## MATERIAL
====

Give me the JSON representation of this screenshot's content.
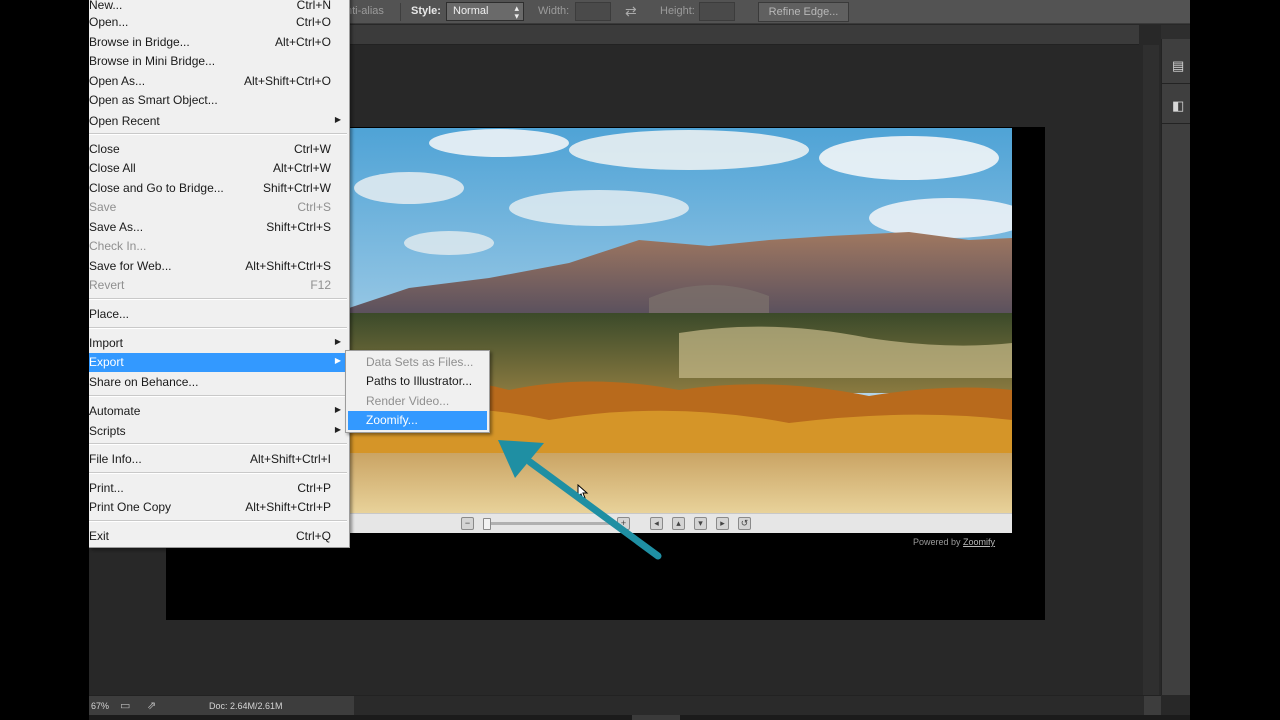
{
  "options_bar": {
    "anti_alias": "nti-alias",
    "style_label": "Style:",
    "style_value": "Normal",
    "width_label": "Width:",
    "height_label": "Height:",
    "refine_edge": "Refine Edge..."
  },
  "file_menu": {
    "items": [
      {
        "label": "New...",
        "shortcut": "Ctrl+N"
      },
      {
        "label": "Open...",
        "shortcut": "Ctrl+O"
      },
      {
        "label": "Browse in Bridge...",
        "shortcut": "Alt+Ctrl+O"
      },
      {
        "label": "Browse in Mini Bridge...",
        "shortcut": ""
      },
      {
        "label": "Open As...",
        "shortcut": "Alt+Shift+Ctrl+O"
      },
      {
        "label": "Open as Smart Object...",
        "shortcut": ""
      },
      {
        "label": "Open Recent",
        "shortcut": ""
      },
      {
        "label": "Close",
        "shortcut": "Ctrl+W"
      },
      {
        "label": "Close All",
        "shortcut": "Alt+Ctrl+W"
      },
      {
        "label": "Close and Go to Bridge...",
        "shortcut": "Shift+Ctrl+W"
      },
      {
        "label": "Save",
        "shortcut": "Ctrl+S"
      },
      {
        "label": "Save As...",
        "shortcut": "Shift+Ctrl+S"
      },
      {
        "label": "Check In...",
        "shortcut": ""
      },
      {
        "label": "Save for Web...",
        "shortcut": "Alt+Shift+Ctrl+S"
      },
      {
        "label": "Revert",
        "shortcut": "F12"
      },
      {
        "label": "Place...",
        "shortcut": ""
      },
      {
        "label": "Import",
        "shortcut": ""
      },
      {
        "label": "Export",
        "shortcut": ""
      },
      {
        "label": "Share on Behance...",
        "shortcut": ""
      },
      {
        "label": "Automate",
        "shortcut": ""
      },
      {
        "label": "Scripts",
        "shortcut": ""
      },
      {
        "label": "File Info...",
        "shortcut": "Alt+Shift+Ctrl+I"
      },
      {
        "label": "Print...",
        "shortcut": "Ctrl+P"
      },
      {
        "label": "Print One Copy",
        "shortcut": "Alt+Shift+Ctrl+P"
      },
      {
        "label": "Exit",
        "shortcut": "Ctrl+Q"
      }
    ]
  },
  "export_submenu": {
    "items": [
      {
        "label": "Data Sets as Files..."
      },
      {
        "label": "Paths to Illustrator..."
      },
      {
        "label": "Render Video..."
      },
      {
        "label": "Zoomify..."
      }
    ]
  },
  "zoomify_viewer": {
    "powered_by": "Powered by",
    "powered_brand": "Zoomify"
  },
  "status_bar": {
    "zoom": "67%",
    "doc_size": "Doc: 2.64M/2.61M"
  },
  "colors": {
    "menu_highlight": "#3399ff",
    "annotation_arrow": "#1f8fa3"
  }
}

====

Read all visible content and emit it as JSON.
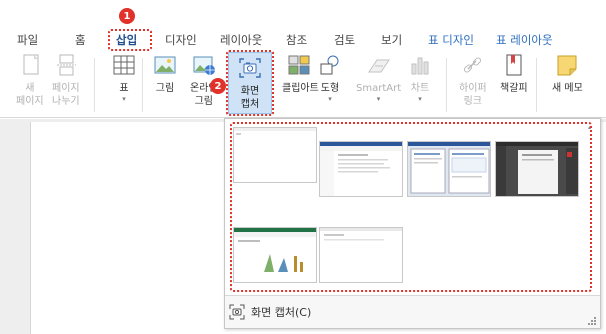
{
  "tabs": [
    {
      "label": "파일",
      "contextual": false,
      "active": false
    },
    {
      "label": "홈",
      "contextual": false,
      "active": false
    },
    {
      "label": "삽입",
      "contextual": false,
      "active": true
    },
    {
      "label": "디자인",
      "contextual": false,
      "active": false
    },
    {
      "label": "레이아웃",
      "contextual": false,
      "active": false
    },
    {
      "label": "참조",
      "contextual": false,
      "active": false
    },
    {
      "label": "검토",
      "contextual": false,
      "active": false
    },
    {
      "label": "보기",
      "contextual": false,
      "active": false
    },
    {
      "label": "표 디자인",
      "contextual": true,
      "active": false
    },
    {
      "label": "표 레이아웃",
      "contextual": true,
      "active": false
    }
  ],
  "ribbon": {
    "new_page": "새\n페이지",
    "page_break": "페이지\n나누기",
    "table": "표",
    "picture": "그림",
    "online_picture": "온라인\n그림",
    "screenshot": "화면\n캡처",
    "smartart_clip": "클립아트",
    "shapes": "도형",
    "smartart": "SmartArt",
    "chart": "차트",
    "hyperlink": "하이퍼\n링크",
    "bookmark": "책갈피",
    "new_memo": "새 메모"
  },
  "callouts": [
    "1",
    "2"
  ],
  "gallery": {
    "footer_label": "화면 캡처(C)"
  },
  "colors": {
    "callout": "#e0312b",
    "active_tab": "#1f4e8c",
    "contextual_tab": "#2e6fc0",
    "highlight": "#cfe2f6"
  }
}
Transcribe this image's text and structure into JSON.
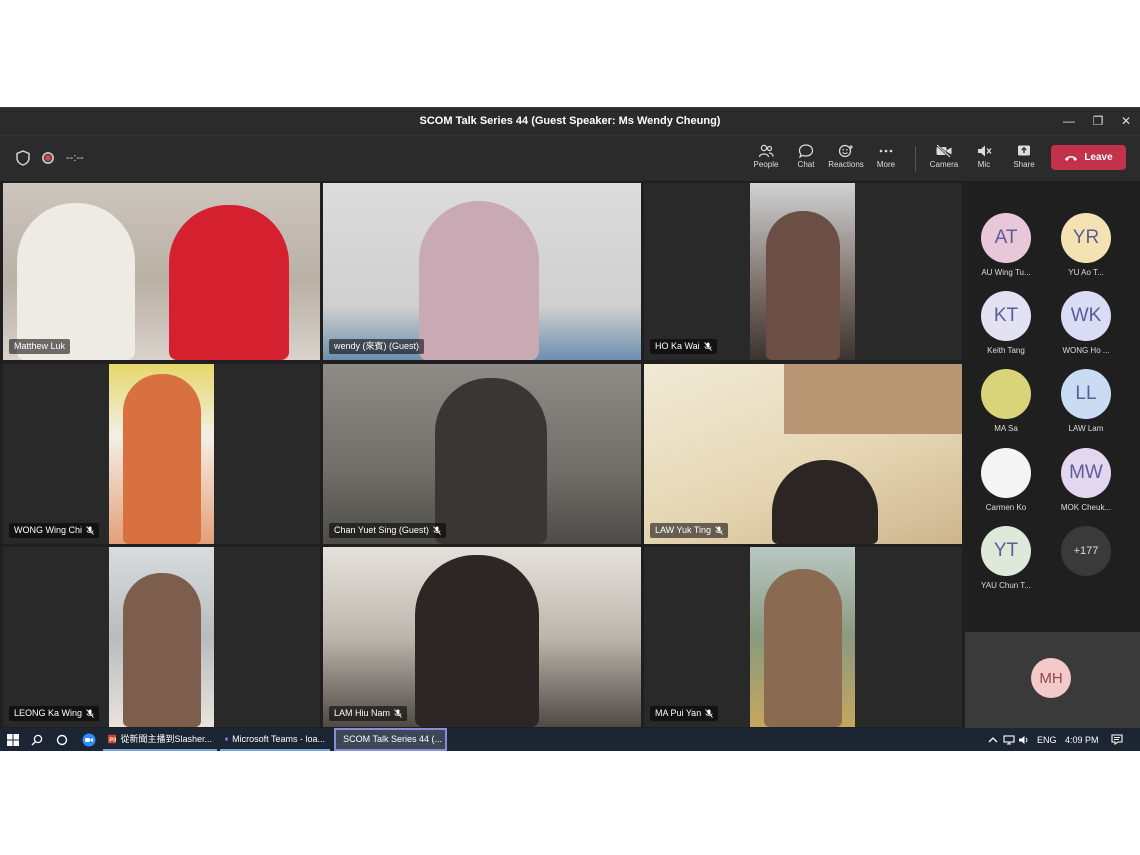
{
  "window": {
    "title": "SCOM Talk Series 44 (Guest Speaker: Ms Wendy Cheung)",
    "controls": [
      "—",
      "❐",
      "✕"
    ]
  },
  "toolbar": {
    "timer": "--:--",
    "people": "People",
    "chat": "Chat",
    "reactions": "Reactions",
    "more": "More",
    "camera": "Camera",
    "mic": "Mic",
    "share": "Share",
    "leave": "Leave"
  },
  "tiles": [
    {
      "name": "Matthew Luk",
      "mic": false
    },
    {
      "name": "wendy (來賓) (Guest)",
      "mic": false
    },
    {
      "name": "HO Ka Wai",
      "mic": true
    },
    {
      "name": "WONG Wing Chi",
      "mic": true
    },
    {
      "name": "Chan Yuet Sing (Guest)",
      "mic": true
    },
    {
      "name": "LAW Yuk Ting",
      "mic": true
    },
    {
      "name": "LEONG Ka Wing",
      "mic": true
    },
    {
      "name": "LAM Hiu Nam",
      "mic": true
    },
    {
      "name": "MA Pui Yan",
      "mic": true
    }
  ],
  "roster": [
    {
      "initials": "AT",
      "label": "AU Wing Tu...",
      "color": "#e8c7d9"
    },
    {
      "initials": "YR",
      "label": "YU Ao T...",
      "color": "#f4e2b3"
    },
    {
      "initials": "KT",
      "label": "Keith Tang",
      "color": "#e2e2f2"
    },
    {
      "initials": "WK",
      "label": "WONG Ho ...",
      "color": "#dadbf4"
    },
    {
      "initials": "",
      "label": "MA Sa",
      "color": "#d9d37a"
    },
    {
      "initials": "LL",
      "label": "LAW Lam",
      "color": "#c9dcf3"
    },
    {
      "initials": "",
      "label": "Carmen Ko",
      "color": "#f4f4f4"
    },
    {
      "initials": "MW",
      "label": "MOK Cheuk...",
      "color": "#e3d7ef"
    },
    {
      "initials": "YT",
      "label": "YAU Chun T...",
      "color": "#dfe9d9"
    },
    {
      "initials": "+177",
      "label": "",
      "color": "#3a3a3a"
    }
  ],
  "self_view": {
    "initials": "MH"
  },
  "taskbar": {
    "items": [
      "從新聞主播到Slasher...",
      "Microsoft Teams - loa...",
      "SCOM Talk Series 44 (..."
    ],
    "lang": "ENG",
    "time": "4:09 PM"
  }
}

====

Gather from the data above every line with the string "JSON".

Give me the JSON representation of this screenshot's content.
Read all visible content and emit it as JSON.
Transcribe this image's text and structure into JSON.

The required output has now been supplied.